## INSTRUCTIONS TO FOLLOW
Quote the records that follow in full, leaving the pictures out.

## DATASET EXCERPTS
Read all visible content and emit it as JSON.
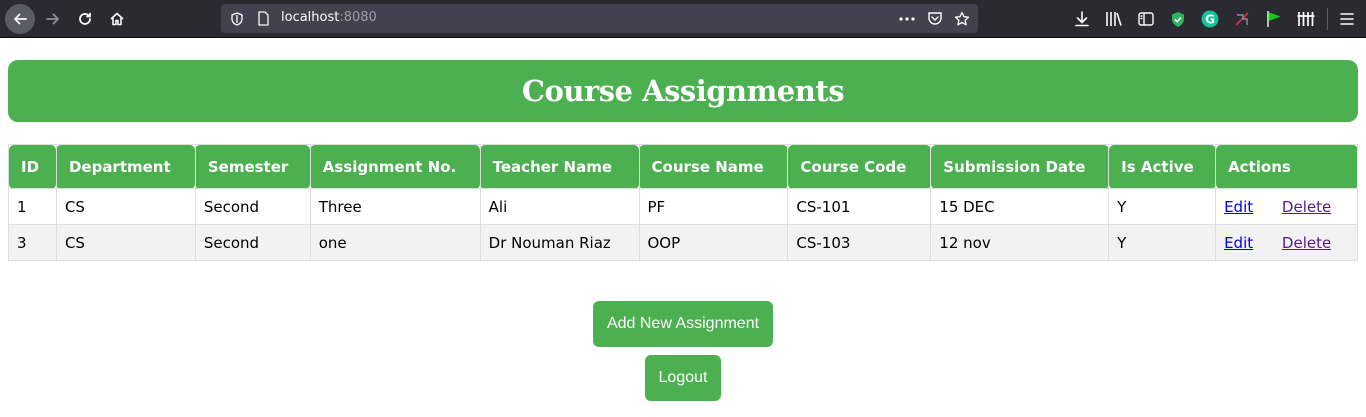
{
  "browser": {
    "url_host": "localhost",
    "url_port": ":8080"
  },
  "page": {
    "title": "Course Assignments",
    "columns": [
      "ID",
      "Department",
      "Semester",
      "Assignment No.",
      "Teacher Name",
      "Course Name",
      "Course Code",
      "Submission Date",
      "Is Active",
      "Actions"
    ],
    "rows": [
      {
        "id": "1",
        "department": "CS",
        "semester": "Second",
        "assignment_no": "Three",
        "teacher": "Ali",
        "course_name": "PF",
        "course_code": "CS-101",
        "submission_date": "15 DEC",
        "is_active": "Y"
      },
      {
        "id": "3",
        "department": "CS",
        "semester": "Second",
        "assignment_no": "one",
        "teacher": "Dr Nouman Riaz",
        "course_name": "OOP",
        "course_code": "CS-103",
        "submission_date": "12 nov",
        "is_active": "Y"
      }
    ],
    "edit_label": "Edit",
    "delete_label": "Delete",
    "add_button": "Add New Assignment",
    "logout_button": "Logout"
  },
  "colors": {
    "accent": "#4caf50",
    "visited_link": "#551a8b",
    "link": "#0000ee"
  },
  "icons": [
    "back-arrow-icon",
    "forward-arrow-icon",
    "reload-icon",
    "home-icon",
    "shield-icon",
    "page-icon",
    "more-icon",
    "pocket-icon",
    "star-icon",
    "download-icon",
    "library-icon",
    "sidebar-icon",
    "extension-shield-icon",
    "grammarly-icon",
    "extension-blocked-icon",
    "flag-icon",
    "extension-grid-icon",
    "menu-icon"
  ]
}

## WRITTEN RESPONSE
Read all visible content and emit it as JSON.
{
  "browser": {
    "url_host": "localhost",
    "url_port": ":8080"
  },
  "page": {
    "title": "Course Assignments",
    "columns": [
      "ID",
      "Department",
      "Semester",
      "Assignment No.",
      "Teacher Name",
      "Course Name",
      "Course Code",
      "Submission Date",
      "Is Active",
      "Actions"
    ],
    "rows": [
      {
        "id": "1",
        "department": "CS",
        "semester": "Second",
        "assignment_no": "Three",
        "teacher": "Ali",
        "course_name": "PF",
        "course_code": "CS-101",
        "submission_date": "15 DEC",
        "is_active": "Y"
      },
      {
        "id": "3",
        "department": "CS",
        "semester": "Second",
        "assignment_no": "one",
        "teacher": "Dr Nouman Riaz",
        "course_name": "OOP",
        "course_code": "CS-103",
        "submission_date": "12 nov",
        "is_active": "Y"
      }
    ],
    "edit_label": "Edit",
    "delete_label": "Delete",
    "add_button": "Add New Assignment",
    "logout_button": "Logout"
  },
  "colors": {
    "accent": "#4caf50",
    "visited_link": "#551a8b",
    "link": "#0000ee"
  },
  "icons": [
    "back-arrow-icon",
    "forward-arrow-icon",
    "reload-icon",
    "home-icon",
    "shield-icon",
    "page-icon",
    "more-icon",
    "pocket-icon",
    "star-icon",
    "download-icon",
    "library-icon",
    "sidebar-icon",
    "extension-shield-icon",
    "grammarly-icon",
    "extension-blocked-icon",
    "flag-icon",
    "extension-grid-icon",
    "menu-icon"
  ]
}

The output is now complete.